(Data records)
***
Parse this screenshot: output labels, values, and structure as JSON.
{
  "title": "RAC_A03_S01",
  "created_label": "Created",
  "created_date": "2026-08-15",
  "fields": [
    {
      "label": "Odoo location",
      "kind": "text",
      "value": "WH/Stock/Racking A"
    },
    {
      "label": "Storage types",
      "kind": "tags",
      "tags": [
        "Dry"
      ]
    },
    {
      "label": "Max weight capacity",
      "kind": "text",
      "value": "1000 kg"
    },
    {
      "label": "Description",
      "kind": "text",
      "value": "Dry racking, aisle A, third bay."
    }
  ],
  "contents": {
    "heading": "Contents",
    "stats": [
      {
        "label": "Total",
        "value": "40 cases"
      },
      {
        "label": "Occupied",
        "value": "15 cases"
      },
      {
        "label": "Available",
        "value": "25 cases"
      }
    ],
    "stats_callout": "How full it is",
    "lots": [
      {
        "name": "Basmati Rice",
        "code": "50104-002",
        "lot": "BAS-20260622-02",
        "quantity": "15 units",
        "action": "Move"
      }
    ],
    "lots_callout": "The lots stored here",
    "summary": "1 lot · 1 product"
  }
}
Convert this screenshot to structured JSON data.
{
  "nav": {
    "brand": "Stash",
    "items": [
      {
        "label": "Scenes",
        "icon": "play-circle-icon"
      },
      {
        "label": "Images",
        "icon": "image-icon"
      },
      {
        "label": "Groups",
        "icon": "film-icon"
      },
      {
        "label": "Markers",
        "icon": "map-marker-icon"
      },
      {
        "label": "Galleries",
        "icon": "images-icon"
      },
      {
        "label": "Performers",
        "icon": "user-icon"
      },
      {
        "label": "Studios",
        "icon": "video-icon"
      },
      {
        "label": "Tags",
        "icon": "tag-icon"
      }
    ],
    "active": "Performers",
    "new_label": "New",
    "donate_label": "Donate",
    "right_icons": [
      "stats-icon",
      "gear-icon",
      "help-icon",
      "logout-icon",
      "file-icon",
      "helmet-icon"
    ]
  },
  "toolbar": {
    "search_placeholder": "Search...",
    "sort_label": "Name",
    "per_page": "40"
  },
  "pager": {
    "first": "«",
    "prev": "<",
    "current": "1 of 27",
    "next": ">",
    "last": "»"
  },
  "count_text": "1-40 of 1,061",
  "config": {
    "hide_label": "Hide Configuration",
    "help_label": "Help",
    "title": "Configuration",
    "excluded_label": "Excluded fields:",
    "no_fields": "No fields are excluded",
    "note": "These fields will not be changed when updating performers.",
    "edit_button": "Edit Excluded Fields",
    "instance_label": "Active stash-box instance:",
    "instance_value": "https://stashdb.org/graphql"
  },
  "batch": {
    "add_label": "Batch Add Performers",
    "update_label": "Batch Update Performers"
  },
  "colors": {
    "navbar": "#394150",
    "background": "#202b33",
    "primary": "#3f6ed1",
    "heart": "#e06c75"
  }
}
***
_Prompt:_
From the material above, count the lines that include "JSON" and give only the total.

_Completed exercise:_
2